Prompt:
Rewrite the entries between the lines holding "Give me the" and "headline-line-2: 113% improvement", inclusive, as a numbered list with no blank lines. Leave the pictures out.

Extracted material:
[BEGIN]

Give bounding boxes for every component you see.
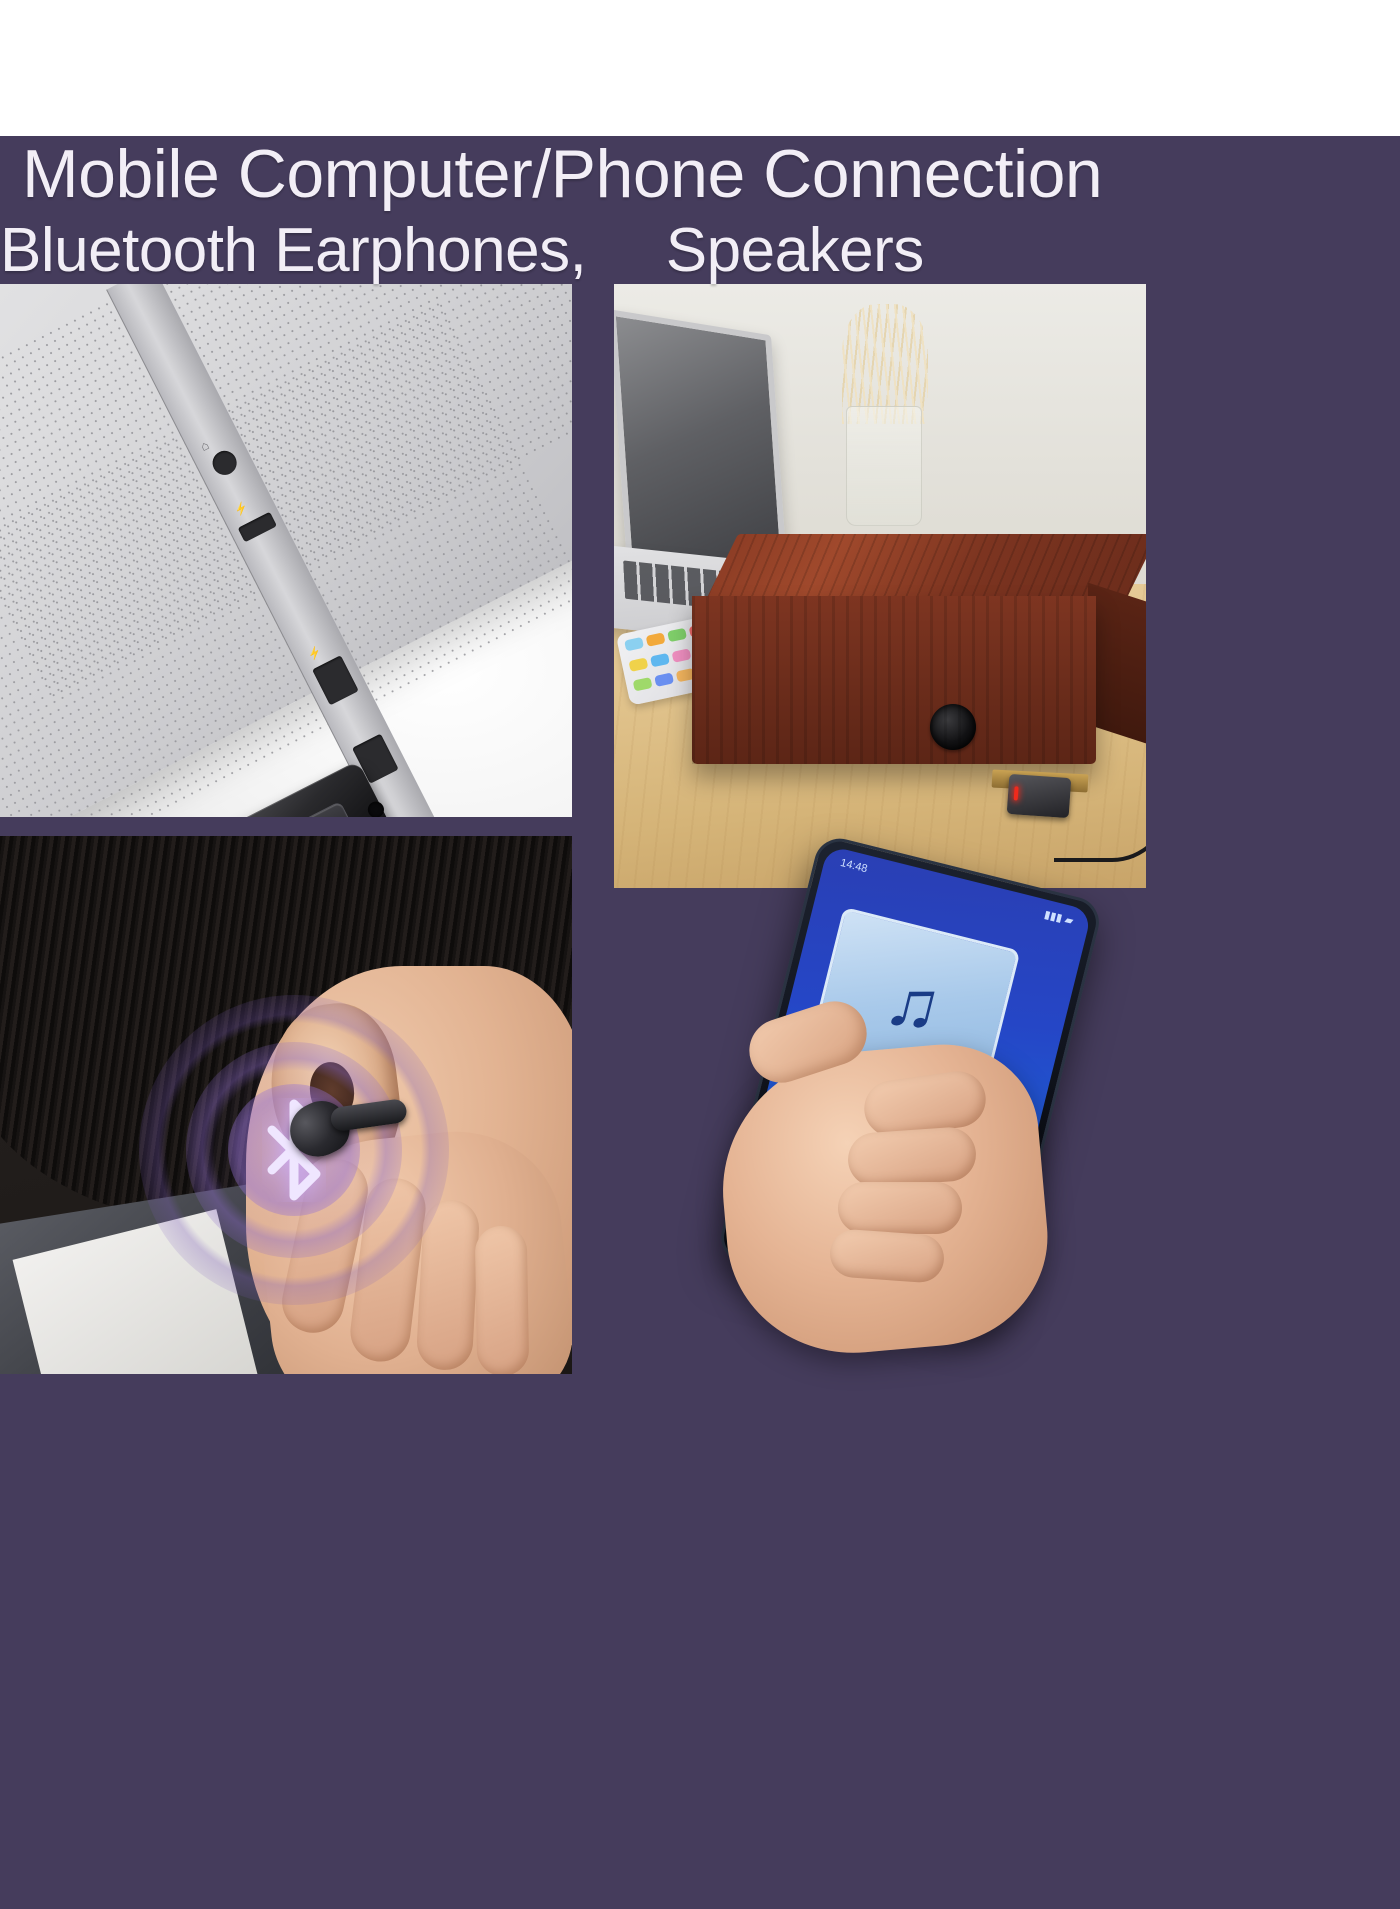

[END]
[BEGIN]

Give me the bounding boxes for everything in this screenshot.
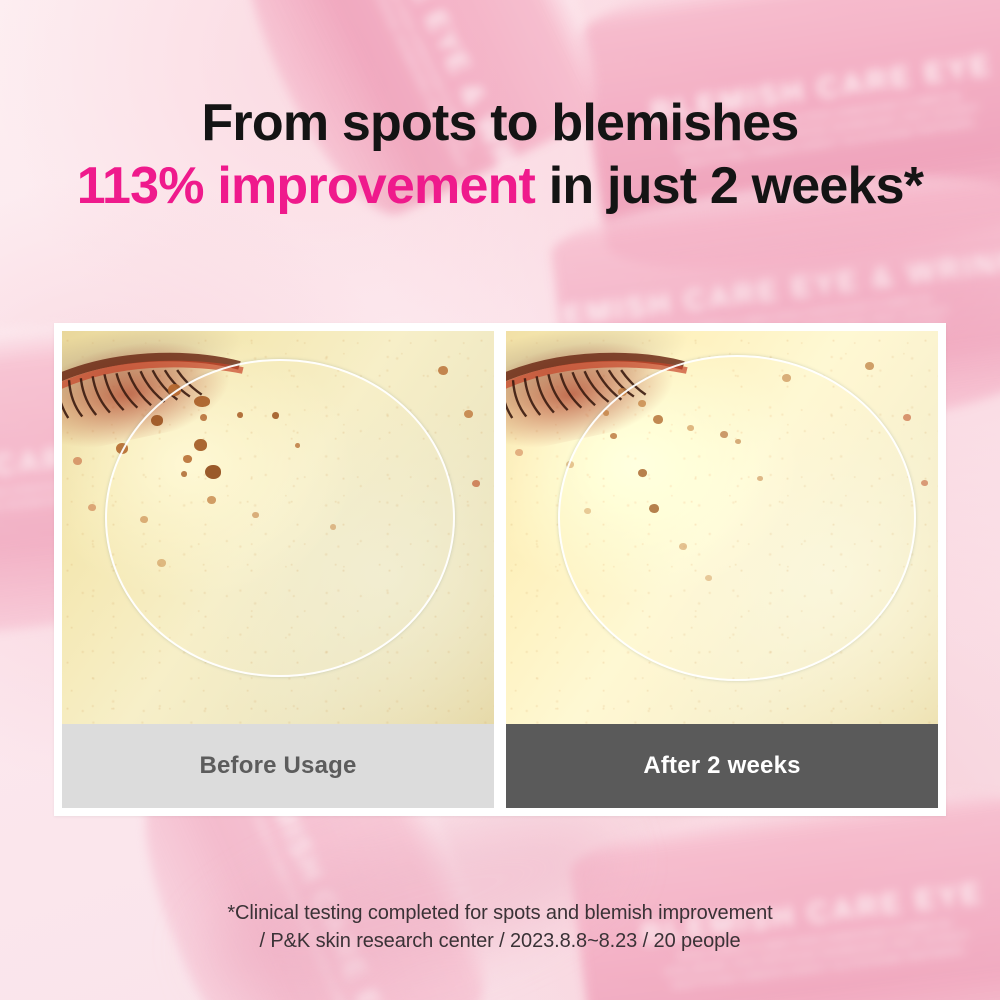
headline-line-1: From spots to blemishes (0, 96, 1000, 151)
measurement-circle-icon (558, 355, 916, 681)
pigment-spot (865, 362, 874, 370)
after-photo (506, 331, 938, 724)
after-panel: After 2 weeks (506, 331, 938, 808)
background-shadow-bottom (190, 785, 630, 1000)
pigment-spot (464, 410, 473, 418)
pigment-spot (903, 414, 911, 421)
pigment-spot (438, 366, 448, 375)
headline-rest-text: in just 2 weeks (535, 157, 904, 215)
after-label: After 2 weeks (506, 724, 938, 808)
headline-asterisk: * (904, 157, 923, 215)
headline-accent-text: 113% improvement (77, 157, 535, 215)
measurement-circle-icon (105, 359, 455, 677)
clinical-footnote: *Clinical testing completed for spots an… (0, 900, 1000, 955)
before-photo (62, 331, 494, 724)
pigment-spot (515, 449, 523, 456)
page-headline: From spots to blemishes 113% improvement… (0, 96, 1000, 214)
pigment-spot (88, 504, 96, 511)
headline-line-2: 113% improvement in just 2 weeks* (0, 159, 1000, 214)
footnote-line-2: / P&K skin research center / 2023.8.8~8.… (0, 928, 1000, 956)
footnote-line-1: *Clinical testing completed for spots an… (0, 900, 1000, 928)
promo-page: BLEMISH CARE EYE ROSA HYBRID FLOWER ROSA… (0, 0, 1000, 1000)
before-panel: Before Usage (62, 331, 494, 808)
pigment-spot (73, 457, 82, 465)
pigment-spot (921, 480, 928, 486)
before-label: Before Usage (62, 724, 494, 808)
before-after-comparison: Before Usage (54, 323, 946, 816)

[END]

Task result:
1. Give me the bounding boxes for everything in this screenshot.
2. headline-line-1: From spots to blemishes (0, 96, 1000, 151)
3. measurement-circle-icon (558, 355, 916, 681)
4. pigment-spot (865, 362, 874, 370)
5. after-photo (506, 331, 938, 724)
6. after-panel: After 2 weeks (506, 331, 938, 808)
7. background-shadow-bottom (190, 785, 630, 1000)
8. pigment-spot (464, 410, 473, 418)
9. pigment-spot (903, 414, 911, 421)
10. pigment-spot (438, 366, 448, 375)
11. headline-rest-text: in just 2 weeks (535, 157, 904, 215)
12. after-label: After 2 weeks (506, 724, 938, 808)
13. headline-asterisk: * (904, 157, 923, 215)
14. headline-accent-text: 113% improvement (77, 157, 535, 215)
15. measurement-circle-icon (105, 359, 455, 677)
16. clinical-footnote: *Clinical testing completed for spots an… (0, 900, 1000, 955)
17. before-photo (62, 331, 494, 724)
18. pigment-spot (515, 449, 523, 456)
19. page-headline: From spots to blemishes 113% improvement… (0, 96, 1000, 214)
20. pigment-spot (88, 504, 96, 511)
21. headline-line-2: 113% improvement in just 2 weeks* (0, 159, 1000, 214)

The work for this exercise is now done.